_Aim_
Repeat the listing in full. Nothing may be added or left out.

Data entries
"""
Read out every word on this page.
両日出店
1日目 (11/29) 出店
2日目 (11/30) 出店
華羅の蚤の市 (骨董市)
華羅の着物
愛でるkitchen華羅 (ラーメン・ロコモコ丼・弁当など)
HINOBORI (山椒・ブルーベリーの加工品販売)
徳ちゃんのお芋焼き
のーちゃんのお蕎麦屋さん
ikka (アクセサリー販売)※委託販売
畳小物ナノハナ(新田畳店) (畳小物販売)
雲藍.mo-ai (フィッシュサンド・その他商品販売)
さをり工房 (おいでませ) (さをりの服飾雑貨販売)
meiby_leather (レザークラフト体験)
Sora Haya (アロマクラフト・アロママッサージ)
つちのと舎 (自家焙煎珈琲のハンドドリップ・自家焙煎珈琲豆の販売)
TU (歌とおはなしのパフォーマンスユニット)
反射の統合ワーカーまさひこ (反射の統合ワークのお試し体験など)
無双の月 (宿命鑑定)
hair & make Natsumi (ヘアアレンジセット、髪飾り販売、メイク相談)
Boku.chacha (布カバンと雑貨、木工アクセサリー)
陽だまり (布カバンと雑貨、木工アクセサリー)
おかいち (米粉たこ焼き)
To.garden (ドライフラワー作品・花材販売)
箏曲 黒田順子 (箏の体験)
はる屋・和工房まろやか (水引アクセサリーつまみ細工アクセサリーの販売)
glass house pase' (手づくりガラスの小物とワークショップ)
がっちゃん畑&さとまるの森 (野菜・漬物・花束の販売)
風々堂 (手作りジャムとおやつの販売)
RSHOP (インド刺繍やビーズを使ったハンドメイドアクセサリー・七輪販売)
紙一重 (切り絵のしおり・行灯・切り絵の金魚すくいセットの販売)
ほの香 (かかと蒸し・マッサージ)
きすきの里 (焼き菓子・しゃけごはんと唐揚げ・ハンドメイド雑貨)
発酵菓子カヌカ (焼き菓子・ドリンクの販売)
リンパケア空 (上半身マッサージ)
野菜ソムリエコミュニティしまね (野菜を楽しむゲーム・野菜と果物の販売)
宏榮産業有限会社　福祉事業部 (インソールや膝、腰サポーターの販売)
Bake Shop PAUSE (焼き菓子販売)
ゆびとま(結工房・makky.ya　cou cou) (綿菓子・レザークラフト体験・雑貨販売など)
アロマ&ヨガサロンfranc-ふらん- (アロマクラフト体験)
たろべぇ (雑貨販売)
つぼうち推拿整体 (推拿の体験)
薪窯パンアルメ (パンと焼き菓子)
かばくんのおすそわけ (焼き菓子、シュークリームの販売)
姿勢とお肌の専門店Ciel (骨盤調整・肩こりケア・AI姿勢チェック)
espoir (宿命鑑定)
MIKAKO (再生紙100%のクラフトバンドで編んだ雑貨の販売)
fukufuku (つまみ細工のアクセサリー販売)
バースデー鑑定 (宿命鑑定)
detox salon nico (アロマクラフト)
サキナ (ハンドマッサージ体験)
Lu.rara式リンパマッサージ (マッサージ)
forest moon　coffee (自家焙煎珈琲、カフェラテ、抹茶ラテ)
"""
_The solution_
Read out every word on this page.
両日出店
1日目 (11/29) 出店
2日目 (11/30) 出店
華羅の蚤の市 (骨董市)
華羅の着物
愛でるkitchen華羅 (ラーメン・ロコモコ丼・弁当など)
HINOBORI (山椒・ブルーベリーの加工品販売)
徳ちゃんのお芋焼き
のーちゃんのお蕎麦屋さん
ikka (アクセサリー販売)※委託販売
畳小物ナノハナ(新田畳店) (畳小物販売)
雲藍.mo-ai (フィッシュサンド・その他商品販売)
さをり工房 (おいでませ) (さをりの服飾雑貨販売)
meiby_leather (レザークラフト体験)
Sora Haya (アロマクラフト・アロママッサージ)
つちのと舎 (自家焙煎珈琲のハンドドリップ・自家焙煎珈琲豆の販売)
TU (歌とおはなしのパフォーマンスユニット)
反射の統合ワーカーまさひこ (反射の統合ワークのお試し体験など)
無双の月 (宿命鑑定)
hair & make Natsumi (ヘアアレンジセット、髪飾り販売、メイク相談)
Boku.chacha (布カバンと雑貨、木工アクセサリー)
陽だまり (布カバンと雑貨、木工アクセサリー)
おかいち (米粉たこ焼き)
To.garden (ドライフラワー作品・花材販売)
箏曲 黒田順子 (箏の体験)
はる屋・和工房まろやか (水引アクセサリーつまみ細工アクセサリーの販売)
glass house pase' (手づくりガラスの小物とワークショップ)
がっちゃん畑&さとまるの森 (野菜・漬物・花束の販売)
風々堂 (手作りジャムとおやつの販売)
RSHOP (インド刺繍やビーズを使ったハンドメイドアクセサリー・七輪販売)
紙一重 (切り絵のしおり・行灯・切り絵の金魚すくいセットの販売)
ほの香 (かかと蒸し・マッサージ)
きすきの里 (焼き菓子・しゃけごはんと唐揚げ・ハンドメイド雑貨)
発酵菓子カヌカ (焼き菓子・ドリンクの販売)
リンパケア空 (上半身マッサージ)
野菜ソムリエコミュニティしまね (野菜を楽しむゲーム・野菜と果物の販売)
宏榮産業有限会社　福祉事業部 (インソールや膝、腰サポーターの販売)
Bake Shop PAUSE (焼き菓子販売)
ゆびとま(結工房・makky.ya　cou cou) (綿菓子・レザークラフト体験・雑貨販売など)
アロマ&ヨガサロンfranc-ふらん- (アロマクラフト体験)
たろべぇ (雑貨販売)
つぼうち推拿整体 (推拿の体験)
薪窯パンアルメ (パンと焼き菓子)
かばくんのおすそわけ (焼き菓子、シュークリームの販売)
姿勢とお肌の専門店Ciel (骨盤調整・肩こりケア・AI姿勢チェック)
espoir (宿命鑑定)
MIKAKO (再生紙100%のクラフトバンドで編んだ雑貨の販売)
fukufuku (つまみ細工のアクセサリー販売)
バースデー鑑定 (宿命鑑定)
detox salon nico (アロマクラフト)
サキナ (ハンドマッサージ体験)
Lu.rara式リンパマッサージ (マッサージ)
forest moon　coffee (自家焙煎珈琲、カフェラテ、抹茶ラテ)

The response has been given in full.